**EXCERPT**
┄┄┄┄┄┄┄┄┄┄┄┄┄┄┄┄┄┄┄┄

Among the point cloud completion networks developed in recent years, the vast majority of networks are implemented using point-based methods (MSN [11], PCN [13], FoldingNet [10]) or convolution-based methods (GRNet [8], SoftPoolNet [15]). These networks usually only consider one processing method, but we chose to integrate the two methods to achieve the superposition of the advantages of the two methods in this paper. In addition, some networks use a GAN-based architecture (PF-Net [16], ShapeInversion [17]), which generally can only generate a small number of points, 1024 or 2048, due to the complexity of point distribution and training. Although the point cloud generated by networks based on the Transformer architecture (PoinTr [12], SnowflakeNet [18]) is better, the number of Transformer parameters is large and the mechanism is difficult to explain.

In this paper, a novel point cloud completion network named FuNet is proposed, which combines point-based processing and convolution-based processing to extract point cloud features. And the attention module is designed to fuse the features of the two processes. The experimental results show that FuNet achieves excellent performance in point cloud completion. For example, on the ShapeNet dataset [19] used for point cloud completion, FuNet attains a CD (Chamfer Distance) [20] of 9.91 and an F-score [21] of 66.1%, which are superior to those in previous networks.

2. Point Cloud Completion Network

The overall framework of FuNet is shown in Figure 1; it is an encoder–decoder architecture network. The feature $f_{pb}$ is extracted by point-based processing and the feature $f_{cb}$ is extracted by convolution-based processing, and then two coarse point clouds, $P_{pb}$ and $P_{cb}$, corresponding to them are generated. Then, the decoder fuses the above two features in the attention module to obtain the global feature $f_G$, which is used to generate a complete point cloud $P_{complete}$. The different point clouds notations are shown in

Table 1. Notation for different point clouds.

Notation	Point Cloud
$P_{pb}$	the coarse point cloud generated by $f_{pb}$
$P_{cb}$	the coarse point cloud generated by $f_{cb}$
$P_{complete}$	the complete output point cloud
$P_{gt}$	the ground truth point cloud

.

The loss function $\mathcal{L}$ is evaluated using both the ground truth point cloud $P_{gt}$ and either the coarse or complete point cloud, and it is employed to train the whole network through backpropagation.

2.1. Encoder

The encoder separately extracts local structure information from the point cloud by point-based processing, and global contour information by convolution-based processing.

┄┄┄┄┄┄┄┄┄┄┄┄┄┄┄┄┄┄┄┄

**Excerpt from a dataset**

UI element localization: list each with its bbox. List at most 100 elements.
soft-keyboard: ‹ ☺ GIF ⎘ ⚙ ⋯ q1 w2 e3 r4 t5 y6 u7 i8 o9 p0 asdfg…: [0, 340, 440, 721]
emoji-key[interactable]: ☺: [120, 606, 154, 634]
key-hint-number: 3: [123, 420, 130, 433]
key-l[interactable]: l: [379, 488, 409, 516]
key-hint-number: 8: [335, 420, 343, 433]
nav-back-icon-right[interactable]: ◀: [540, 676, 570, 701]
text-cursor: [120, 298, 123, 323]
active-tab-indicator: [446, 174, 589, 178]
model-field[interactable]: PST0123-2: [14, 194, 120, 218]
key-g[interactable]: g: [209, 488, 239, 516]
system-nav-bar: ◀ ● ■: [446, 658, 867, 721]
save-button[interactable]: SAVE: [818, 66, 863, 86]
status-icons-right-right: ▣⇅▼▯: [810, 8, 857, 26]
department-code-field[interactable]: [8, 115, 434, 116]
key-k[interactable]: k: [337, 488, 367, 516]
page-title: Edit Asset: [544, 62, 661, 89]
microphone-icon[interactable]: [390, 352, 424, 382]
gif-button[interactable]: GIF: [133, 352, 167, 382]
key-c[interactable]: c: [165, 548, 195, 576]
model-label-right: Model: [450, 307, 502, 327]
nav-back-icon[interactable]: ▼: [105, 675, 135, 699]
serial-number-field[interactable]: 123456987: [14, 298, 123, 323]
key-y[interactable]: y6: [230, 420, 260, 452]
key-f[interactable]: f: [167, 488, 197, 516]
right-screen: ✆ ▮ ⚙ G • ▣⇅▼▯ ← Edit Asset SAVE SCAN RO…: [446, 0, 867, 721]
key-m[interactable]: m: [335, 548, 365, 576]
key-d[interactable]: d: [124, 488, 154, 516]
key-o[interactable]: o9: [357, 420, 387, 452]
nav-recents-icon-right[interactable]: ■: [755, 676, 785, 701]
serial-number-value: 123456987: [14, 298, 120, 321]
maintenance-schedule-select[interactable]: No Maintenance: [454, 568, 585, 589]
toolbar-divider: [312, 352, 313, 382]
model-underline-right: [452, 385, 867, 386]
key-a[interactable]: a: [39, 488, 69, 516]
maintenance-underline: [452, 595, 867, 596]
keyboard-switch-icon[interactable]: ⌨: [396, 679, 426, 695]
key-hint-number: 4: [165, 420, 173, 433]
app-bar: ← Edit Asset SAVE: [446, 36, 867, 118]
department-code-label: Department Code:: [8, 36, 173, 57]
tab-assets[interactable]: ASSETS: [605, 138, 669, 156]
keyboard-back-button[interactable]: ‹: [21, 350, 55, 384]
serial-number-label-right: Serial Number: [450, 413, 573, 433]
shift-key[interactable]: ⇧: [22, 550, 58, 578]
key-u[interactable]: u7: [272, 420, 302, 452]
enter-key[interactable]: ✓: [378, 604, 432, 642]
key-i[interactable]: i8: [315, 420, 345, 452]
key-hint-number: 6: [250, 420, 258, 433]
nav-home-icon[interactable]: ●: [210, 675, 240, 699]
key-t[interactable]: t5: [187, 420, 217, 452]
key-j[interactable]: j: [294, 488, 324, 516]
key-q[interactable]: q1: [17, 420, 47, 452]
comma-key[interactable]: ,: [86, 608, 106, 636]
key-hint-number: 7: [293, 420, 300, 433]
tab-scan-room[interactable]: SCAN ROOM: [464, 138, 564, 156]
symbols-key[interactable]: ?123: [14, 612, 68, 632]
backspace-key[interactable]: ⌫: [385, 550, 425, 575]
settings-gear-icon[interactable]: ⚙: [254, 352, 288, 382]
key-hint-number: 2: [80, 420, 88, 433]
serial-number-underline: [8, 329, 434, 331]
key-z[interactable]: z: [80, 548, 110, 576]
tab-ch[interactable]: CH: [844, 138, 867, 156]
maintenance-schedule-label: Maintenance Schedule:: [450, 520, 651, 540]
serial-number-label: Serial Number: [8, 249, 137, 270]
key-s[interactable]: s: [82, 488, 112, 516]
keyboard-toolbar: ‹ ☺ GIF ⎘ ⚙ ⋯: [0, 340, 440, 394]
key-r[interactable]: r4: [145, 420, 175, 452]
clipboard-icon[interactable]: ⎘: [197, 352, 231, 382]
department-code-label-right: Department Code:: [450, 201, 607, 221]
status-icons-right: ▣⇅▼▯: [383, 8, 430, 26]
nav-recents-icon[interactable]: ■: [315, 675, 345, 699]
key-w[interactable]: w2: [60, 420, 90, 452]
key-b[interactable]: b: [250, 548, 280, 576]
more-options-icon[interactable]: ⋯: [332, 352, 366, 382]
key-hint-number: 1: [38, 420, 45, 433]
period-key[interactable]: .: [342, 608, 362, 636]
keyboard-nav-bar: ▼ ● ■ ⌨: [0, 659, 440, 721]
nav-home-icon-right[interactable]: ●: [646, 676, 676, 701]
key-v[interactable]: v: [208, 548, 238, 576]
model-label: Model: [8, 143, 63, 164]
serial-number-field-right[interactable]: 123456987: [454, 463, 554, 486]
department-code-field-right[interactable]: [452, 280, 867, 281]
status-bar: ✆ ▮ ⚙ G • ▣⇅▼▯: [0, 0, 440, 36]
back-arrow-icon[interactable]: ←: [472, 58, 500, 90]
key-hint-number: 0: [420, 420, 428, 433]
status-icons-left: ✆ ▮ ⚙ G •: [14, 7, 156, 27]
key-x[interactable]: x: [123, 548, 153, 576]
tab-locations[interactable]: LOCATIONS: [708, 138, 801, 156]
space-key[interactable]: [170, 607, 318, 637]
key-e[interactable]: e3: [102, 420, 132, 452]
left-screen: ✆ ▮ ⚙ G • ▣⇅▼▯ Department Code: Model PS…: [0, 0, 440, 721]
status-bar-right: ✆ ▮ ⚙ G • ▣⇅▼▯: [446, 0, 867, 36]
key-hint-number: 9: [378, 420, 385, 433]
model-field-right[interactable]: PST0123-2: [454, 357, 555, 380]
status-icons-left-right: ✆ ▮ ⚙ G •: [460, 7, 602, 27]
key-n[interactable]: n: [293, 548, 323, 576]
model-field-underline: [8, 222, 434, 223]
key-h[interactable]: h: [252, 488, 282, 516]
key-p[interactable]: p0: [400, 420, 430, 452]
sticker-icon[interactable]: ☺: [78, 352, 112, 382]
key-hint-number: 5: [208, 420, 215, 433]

┄┄┄┄┄┄┄┄┄┄┄┄┄┄┄┄┄┄┄┄

**TO DO**
1. Copy from the passage on point cloud completion everything from "Table 1. Notation" down to "network through backpropagation.".
2. Repeat everything in the records from the first line down to the line containing "nav-back-icon[interactable]: ▼: [105, 675, 135, 699]", including that line, and nothing more.
The text and the records were taken from unrelated sources.

**ANSWERS BY TASK**
1.
Table 1. Notation for different point clouds.

Notation	Point Cloud
$P_{pb}$	the coarse point cloud generated by $f_{pb}$
$P_{cb}$	the coarse point cloud generated by $f_{cb}$
$P_{complete}$	the complete output point cloud
$P_{gt}$	the ground truth point cloud

.

The loss function $\mathcal{L}$ is evaluated using both the ground truth point cloud $P_{gt}$ and either the coarse or complete point cloud, and it is employed to train the whole network through backpropagation.

2.
UI element localization: list each with its bbox. List at most 100 elements.
soft-keyboard: ‹ ☺ GIF ⎘ ⚙ ⋯ q1 w2 e3 r4 t5 y6 u7 i8 o9 p0 asdfg…: [0, 340, 440, 721]
emoji-key[interactable]: ☺: [120, 606, 154, 634]
key-hint-number: 3: [123, 420, 130, 433]
key-l[interactable]: l: [379, 488, 409, 516]
key-hint-number: 8: [335, 420, 343, 433]
nav-back-icon-right[interactable]: ◀: [540, 676, 570, 701]
text-cursor: [120, 298, 123, 323]
active-tab-indicator: [446, 174, 589, 178]
model-field[interactable]: PST0123-2: [14, 194, 120, 218]
key-g[interactable]: g: [209, 488, 239, 516]
system-nav-bar: ◀ ● ■: [446, 658, 867, 721]
save-button[interactable]: SAVE: [818, 66, 863, 86]
status-icons-right-right: ▣⇅▼▯: [810, 8, 857, 26]
department-code-field[interactable]: [8, 115, 434, 116]
key-k[interactable]: k: [337, 488, 367, 516]
page-title: Edit Asset: [544, 62, 661, 89]
microphone-icon[interactable]: [390, 352, 424, 382]
gif-button[interactable]: GIF: [133, 352, 167, 382]
key-c[interactable]: c: [165, 548, 195, 576]
model-label-right: Model: [450, 307, 502, 327]
nav-back-icon[interactable]: ▼: [105, 675, 135, 699]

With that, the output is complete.